Copy out the complete listing, word for word.

===

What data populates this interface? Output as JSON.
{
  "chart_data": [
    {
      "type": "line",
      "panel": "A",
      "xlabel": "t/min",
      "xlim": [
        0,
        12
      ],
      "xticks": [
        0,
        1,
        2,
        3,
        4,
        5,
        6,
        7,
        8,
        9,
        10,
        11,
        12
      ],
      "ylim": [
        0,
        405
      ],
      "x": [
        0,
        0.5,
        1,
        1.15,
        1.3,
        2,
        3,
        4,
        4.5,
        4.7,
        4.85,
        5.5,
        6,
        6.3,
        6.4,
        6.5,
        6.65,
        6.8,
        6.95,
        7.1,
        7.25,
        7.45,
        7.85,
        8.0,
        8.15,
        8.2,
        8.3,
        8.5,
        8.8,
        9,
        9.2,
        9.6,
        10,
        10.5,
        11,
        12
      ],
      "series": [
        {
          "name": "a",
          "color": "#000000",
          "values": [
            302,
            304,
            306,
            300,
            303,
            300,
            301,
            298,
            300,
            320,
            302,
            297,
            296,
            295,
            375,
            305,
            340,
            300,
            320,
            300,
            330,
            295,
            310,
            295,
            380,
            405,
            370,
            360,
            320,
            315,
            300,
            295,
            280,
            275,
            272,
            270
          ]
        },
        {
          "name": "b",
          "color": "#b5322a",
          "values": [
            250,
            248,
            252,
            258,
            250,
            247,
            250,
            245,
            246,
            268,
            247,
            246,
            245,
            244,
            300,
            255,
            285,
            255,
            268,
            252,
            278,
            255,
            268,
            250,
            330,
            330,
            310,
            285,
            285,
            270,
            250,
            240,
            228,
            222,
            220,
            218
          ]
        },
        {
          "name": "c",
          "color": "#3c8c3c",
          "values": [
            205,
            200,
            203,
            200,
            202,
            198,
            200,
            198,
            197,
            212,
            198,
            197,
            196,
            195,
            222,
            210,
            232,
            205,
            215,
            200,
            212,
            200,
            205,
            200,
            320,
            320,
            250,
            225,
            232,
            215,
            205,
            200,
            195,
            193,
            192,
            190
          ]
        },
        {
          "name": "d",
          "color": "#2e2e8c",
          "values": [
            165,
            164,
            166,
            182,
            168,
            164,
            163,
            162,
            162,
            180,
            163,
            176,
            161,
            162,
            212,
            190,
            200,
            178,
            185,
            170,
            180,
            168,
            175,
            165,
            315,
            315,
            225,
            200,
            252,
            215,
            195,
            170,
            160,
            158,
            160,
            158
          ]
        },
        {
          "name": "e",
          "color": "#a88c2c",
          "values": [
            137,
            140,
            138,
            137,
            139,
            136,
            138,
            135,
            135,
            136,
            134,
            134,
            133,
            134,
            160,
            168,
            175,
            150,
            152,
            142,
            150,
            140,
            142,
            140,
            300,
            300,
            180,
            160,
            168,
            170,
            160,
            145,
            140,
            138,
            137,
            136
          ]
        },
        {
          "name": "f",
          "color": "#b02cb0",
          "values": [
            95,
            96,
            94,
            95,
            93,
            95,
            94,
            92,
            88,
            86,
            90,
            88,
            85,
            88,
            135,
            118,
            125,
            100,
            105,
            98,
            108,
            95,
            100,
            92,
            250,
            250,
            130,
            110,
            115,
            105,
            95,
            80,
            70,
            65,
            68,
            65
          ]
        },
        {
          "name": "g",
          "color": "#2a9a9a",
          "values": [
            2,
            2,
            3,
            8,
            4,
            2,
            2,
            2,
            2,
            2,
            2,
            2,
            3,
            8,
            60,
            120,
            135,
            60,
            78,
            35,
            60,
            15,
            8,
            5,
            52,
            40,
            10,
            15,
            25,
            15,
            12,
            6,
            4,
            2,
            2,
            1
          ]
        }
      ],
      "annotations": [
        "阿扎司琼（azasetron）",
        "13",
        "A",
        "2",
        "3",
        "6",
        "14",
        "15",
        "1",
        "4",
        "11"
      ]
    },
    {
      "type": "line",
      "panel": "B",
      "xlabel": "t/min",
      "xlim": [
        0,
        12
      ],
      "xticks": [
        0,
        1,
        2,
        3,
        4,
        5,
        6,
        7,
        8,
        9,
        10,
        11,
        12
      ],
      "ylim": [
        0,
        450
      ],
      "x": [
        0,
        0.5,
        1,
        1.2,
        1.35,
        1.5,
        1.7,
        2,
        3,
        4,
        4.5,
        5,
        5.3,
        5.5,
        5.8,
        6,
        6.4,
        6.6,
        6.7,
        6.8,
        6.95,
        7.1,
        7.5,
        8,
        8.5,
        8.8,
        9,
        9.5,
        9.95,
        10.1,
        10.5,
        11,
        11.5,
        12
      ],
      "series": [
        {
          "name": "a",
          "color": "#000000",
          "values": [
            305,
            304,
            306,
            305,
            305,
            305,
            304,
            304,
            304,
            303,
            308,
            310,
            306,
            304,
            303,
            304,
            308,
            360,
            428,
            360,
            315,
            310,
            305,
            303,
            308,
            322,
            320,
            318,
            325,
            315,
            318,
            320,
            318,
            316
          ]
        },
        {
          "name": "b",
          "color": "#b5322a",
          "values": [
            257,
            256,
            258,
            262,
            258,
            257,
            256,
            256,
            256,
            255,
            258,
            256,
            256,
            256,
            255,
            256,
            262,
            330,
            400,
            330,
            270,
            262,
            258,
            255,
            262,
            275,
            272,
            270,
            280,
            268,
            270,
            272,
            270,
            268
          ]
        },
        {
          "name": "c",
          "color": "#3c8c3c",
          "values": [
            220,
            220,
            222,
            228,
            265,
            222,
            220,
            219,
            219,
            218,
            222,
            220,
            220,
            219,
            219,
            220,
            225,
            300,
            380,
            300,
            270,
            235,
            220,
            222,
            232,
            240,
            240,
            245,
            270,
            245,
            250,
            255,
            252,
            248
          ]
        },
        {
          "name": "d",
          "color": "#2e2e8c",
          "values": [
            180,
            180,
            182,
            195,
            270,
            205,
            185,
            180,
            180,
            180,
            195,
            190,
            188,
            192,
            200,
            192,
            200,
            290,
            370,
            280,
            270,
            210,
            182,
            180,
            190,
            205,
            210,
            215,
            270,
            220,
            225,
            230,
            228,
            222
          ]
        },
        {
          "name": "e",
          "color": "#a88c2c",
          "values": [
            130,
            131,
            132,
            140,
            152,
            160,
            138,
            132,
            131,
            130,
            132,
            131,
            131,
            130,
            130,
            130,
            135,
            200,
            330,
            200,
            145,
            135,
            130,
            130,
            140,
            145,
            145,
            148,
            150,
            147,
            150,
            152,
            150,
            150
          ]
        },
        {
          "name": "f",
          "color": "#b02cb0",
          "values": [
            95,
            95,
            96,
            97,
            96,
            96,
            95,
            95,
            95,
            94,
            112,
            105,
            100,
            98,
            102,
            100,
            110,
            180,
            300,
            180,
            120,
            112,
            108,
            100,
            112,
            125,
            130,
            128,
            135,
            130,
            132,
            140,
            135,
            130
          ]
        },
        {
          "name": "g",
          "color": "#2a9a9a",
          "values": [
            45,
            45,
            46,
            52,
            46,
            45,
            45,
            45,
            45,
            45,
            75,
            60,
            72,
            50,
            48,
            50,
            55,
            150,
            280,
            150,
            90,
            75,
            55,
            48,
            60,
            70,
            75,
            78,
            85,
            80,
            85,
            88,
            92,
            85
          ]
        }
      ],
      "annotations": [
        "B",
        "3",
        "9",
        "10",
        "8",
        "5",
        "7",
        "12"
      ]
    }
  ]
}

===

Expected answer
What data populates this interface? Output as JSON.
{
  "chart_data": [
    {
      "type": "line",
      "panel": "A",
      "xlabel": "t/min",
      "xlim": [
        0,
        12
      ],
      "xticks": [
        0,
        1,
        2,
        3,
        4,
        5,
        6,
        7,
        8,
        9,
        10,
        11,
        12
      ],
      "ylim": [
        0,
        405
      ],
      "x": [
        0,
        0.5,
        1,
        1.15,
        1.3,
        2,
        3,
        4,
        4.5,
        4.7,
        4.85,
        5.5,
        6,
        6.3,
        6.4,
        6.5,
        6.65,
        6.8,
        6.95,
        7.1,
        7.25,
        7.45,
        7.85,
        8.0,
        8.15,
        8.2,
        8.3,
        8.5,
        8.8,
        9,
        9.2,
        9.6,
        10,
        10.5,
        11,
        12
      ],
      "series": [
        {
          "name": "a",
          "color": "#000000",
          "values": [
            302,
            304,
            306,
            300,
            303,
            300,
            301,
            298,
            300,
            320,
            302,
            297,
            296,
            295,
            375,
            305,
            340,
            300,
            320,
            300,
            330,
            295,
            310,
            295,
            380,
            405,
            370,
            360,
            320,
            315,
            300,
            295,
            280,
            275,
            272,
            270
          ]
        },
        {
          "name": "b",
          "color": "#b5322a",
          "values": [
            250,
            248,
            252,
            258,
            250,
            247,
            250,
            245,
            246,
            268,
            247,
            246,
            245,
            244,
            300,
            255,
            285,
            255,
            268,
            252,
            278,
            255,
            268,
            250,
            330,
            330,
            310,
            285,
            285,
            270,
            250,
            240,
            228,
            222,
            220,
            218
          ]
        },
        {
          "name": "c",
          "color": "#3c8c3c",
          "values": [
            205,
            200,
            203,
            200,
            202,
            198,
            200,
            198,
            197,
            212,
            198,
            197,
            196,
            195,
            222,
            210,
            232,
            205,
            215,
            200,
            212,
            200,
            205,
            200,
            320,
            320,
            250,
            225,
            232,
            215,
            205,
            200,
            195,
            193,
            192,
            190
          ]
        },
        {
          "name": "d",
          "color": "#2e2e8c",
          "values": [
            165,
            164,
            166,
            182,
            168,
            164,
            163,
            162,
            162,
            180,
            163,
            176,
            161,
            162,
            212,
            190,
            200,
            178,
            185,
            170,
            180,
            168,
            175,
            165,
            315,
            315,
            225,
            200,
            252,
            215,
            195,
            170,
            160,
            158,
            160,
            158
          ]
        },
        {
          "name": "e",
          "color": "#a88c2c",
          "values": [
            137,
            140,
            138,
            137,
            139,
            136,
            138,
            135,
            135,
            136,
            134,
            134,
            133,
            134,
            160,
            168,
            175,
            150,
            152,
            142,
            150,
            140,
            142,
            140,
            300,
            300,
            180,
            160,
            168,
            170,
            160,
            145,
            140,
            138,
            137,
            136
          ]
        },
        {
          "name": "f",
          "color": "#b02cb0",
          "values": [
            95,
            96,
            94,
            95,
            93,
            95,
            94,
            92,
            88,
            86,
            90,
            88,
            85,
            88,
            135,
            118,
            125,
            100,
            105,
            98,
            108,
            95,
            100,
            92,
            250,
            250,
            130,
            110,
            115,
            105,
            95,
            80,
            70,
            65,
            68,
            65
          ]
        },
        {
          "name": "g",
          "color": "#2a9a9a",
          "values": [
            2,
            2,
            3,
            8,
            4,
            2,
            2,
            2,
            2,
            2,
            2,
            2,
            3,
            8,
            60,
            120,
            135,
            60,
            78,
            35,
            60,
            15,
            8,
            5,
            52,
            40,
            10,
            15,
            25,
            15,
            12,
            6,
            4,
            2,
            2,
            1
          ]
        }
      ],
      "annotations": [
        "阿扎司琼（azasetron）",
        "13",
        "A",
        "2",
        "3",
        "6",
        "14",
        "15",
        "1",
        "4",
        "11"
      ]
    },
    {
      "type": "line",
      "panel": "B",
      "xlabel": "t/min",
      "xlim": [
        0,
        12
      ],
      "xticks": [
        0,
        1,
        2,
        3,
        4,
        5,
        6,
        7,
        8,
        9,
        10,
        11,
        12
      ],
      "ylim": [
        0,
        450
      ],
      "x": [
        0,
        0.5,
        1,
        1.2,
        1.35,
        1.5,
        1.7,
        2,
        3,
        4,
        4.5,
        5,
        5.3,
        5.5,
        5.8,
        6,
        6.4,
        6.6,
        6.7,
        6.8,
        6.95,
        7.1,
        7.5,
        8,
        8.5,
        8.8,
        9,
        9.5,
        9.95,
        10.1,
        10.5,
        11,
        11.5,
        12
      ],
      "series": [
        {
          "name": "a",
          "color": "#000000",
          "values": [
            305,
            304,
            306,
            305,
            305,
            305,
            304,
            304,
            304,
            303,
            308,
            310,
            306,
            304,
            303,
            304,
            308,
            360,
            428,
            360,
            315,
            310,
            305,
            303,
            308,
            322,
            320,
            318,
            325,
            315,
            318,
            320,
            318,
            316
          ]
        },
        {
          "name": "b",
          "color": "#b5322a",
          "values": [
            257,
            256,
            258,
            262,
            258,
            257,
            256,
            256,
            256,
            255,
            258,
            256,
            256,
            256,
            255,
            256,
            262,
            330,
            400,
            330,
            270,
            262,
            258,
            255,
            262,
            275,
            272,
            270,
            280,
            268,
            270,
            272,
            270,
            268
          ]
        },
        {
          "name": "c",
          "color": "#3c8c3c",
          "values": [
            220,
            220,
            222,
            228,
            265,
            222,
            220,
            219,
            219,
            218,
            222,
            220,
            220,
            219,
            219,
            220,
            225,
            300,
            380,
            300,
            270,
            235,
            220,
            222,
            232,
            240,
            240,
            245,
            270,
            245,
            250,
            255,
            252,
            248
          ]
        },
        {
          "name": "d",
          "color": "#2e2e8c",
          "values": [
            180,
            180,
            182,
            195,
            270,
            205,
            185,
            180,
            180,
            180,
            195,
            190,
            188,
            192,
            200,
            192,
            200,
            290,
            370,
            280,
            270,
            210,
            182,
            180,
            190,
            205,
            210,
            215,
            270,
            220,
            225,
            230,
            228,
            222
          ]
        },
        {
          "name": "e",
          "color": "#a88c2c",
          "values": [
            130,
            131,
            132,
            140,
            152,
            160,
            138,
            132,
            131,
            130,
            132,
            131,
            131,
            130,
            130,
            130,
            135,
            200,
            330,
            200,
            145,
            135,
            130,
            130,
            140,
            145,
            145,
            148,
            150,
            147,
            150,
            152,
            150,
            150
          ]
        },
        {
          "name": "f",
          "color": "#b02cb0",
          "values": [
            95,
            95,
            96,
            97,
            96,
            96,
            95,
            95,
            95,
            94,
            112,
            105,
            100,
            98,
            102,
            100,
            110,
            180,
            300,
            180,
            120,
            112,
            108,
            100,
            112,
            125,
            130,
            128,
            135,
            130,
            132,
            140,
            135,
            130
          ]
        },
        {
          "name": "g",
          "color": "#2a9a9a",
          "values": [
            45,
            45,
            46,
            52,
            46,
            45,
            45,
            45,
            45,
            45,
            75,
            60,
            72,
            50,
            48,
            50,
            55,
            150,
            280,
            150,
            90,
            75,
            55,
            48,
            60,
            70,
            75,
            78,
            85,
            80,
            85,
            88,
            92,
            85
          ]
        }
      ],
      "annotations": [
        "B",
        "3",
        "9",
        "10",
        "8",
        "5",
        "7",
        "12"
      ]
    }
  ]
}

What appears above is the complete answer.